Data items
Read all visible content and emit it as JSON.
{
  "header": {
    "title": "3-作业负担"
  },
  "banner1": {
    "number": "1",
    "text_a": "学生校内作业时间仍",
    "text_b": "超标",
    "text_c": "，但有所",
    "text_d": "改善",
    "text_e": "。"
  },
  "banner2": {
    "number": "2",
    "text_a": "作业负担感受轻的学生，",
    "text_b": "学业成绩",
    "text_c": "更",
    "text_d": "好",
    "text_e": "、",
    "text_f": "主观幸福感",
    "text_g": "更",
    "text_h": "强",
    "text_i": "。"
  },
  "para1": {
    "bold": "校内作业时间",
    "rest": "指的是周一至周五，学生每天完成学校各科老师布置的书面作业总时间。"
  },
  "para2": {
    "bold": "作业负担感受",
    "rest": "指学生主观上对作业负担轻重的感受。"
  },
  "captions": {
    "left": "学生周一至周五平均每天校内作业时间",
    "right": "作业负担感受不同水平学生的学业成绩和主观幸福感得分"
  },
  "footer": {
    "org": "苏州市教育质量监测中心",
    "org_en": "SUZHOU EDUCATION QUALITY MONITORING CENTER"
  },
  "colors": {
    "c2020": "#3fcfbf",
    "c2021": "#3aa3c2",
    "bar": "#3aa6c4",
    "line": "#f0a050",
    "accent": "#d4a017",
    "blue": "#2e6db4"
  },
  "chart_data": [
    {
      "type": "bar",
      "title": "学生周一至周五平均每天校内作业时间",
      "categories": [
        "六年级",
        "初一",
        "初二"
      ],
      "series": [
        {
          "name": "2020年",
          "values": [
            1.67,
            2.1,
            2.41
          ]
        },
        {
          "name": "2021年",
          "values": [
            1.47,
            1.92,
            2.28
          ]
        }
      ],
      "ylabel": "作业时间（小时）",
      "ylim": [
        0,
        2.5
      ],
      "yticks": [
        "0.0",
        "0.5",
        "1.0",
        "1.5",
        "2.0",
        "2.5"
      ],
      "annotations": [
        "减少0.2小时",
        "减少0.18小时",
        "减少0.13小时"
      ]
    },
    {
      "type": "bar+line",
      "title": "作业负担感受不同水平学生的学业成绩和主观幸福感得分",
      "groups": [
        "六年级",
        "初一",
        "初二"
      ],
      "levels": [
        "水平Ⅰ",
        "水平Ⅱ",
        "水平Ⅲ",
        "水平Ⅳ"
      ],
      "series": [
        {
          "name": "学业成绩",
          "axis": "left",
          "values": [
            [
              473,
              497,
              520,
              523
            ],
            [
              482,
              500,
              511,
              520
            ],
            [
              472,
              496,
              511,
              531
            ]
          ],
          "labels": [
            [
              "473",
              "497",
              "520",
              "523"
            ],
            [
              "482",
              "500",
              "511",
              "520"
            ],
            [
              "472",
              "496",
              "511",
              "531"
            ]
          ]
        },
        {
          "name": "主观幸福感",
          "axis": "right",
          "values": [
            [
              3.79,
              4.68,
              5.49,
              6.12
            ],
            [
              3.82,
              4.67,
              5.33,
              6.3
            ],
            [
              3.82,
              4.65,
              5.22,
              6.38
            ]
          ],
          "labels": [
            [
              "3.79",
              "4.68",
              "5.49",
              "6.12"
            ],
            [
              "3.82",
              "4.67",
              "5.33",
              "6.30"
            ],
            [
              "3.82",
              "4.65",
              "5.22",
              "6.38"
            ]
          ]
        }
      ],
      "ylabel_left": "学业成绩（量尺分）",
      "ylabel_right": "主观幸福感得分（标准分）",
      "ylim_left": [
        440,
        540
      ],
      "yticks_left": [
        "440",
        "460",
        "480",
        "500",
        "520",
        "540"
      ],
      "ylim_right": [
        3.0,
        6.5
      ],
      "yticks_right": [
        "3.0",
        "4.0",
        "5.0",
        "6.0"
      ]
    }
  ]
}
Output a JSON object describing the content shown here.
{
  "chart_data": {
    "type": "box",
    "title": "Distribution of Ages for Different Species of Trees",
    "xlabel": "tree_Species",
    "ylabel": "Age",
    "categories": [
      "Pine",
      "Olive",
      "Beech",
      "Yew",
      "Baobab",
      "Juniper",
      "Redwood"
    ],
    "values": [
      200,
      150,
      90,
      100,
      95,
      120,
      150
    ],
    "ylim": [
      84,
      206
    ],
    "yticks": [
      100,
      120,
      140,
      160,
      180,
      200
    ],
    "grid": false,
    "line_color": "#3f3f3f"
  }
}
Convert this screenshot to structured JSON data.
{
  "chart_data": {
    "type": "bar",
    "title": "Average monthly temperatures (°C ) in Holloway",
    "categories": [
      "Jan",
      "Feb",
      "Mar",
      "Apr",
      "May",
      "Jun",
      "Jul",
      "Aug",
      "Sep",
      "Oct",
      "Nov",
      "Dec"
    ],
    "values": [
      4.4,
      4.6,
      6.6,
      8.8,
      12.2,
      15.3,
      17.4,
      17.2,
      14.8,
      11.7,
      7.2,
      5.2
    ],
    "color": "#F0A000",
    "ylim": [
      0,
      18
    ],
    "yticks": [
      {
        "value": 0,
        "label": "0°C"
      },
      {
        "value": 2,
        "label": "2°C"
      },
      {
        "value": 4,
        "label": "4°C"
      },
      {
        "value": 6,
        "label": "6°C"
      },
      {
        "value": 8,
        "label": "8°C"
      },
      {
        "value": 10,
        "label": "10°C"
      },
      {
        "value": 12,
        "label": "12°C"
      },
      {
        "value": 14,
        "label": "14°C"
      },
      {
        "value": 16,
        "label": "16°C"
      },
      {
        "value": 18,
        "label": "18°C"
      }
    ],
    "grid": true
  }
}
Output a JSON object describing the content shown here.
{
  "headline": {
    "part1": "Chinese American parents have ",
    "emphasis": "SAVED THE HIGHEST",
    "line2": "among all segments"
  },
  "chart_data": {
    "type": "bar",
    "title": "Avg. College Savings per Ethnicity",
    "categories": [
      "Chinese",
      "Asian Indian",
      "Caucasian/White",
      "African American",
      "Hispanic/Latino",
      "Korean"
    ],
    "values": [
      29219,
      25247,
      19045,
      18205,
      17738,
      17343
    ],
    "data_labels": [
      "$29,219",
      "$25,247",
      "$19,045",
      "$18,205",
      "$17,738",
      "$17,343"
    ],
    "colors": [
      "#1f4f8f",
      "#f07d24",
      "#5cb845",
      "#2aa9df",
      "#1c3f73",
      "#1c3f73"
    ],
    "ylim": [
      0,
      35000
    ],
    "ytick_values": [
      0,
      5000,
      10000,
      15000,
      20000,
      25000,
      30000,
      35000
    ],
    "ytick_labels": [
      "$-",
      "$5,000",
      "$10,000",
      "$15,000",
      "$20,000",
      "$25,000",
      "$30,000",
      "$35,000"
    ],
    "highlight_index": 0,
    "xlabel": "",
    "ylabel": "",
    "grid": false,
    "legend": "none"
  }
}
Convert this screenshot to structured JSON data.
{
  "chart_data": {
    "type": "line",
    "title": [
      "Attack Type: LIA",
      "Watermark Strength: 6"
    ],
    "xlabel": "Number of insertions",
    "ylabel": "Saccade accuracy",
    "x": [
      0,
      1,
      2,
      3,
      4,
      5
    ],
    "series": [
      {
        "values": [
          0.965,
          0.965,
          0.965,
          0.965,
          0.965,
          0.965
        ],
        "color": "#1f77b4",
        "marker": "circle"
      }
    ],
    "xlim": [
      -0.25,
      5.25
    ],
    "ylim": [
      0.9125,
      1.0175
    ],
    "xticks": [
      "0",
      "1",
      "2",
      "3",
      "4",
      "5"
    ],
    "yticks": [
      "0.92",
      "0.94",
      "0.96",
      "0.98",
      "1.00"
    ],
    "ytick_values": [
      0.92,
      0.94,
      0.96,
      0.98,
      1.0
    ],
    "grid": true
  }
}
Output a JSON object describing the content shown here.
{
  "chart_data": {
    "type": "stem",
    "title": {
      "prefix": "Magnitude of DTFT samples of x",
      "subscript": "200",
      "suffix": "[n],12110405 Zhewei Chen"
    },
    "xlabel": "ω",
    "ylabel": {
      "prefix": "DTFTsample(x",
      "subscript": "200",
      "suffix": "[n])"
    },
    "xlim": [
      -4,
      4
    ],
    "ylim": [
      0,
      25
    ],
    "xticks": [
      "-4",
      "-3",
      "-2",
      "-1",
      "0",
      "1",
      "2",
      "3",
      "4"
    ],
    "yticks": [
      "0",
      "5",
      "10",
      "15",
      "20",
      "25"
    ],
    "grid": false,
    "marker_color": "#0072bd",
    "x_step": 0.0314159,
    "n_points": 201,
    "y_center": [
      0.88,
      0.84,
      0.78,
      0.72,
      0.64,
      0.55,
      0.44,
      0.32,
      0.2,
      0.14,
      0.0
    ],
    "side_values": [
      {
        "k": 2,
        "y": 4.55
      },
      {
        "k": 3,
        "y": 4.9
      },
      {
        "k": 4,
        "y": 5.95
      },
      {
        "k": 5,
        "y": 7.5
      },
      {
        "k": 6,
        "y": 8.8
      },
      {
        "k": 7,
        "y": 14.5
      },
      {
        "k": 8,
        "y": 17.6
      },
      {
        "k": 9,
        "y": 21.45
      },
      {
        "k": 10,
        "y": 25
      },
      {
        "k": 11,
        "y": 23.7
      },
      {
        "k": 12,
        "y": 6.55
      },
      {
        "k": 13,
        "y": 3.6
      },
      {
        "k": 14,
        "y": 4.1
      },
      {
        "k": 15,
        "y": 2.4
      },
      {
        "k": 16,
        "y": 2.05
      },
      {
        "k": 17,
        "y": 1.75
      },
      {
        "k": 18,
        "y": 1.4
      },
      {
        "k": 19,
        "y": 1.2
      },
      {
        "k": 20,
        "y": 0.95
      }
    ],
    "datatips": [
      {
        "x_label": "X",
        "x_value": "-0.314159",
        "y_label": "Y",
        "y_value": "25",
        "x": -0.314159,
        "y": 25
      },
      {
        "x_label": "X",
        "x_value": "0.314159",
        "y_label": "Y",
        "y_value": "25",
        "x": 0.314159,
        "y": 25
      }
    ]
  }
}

__What is being asked__: Say how many lines in this material hold "Chinese", and say nothing else.

__Expected answer__: 2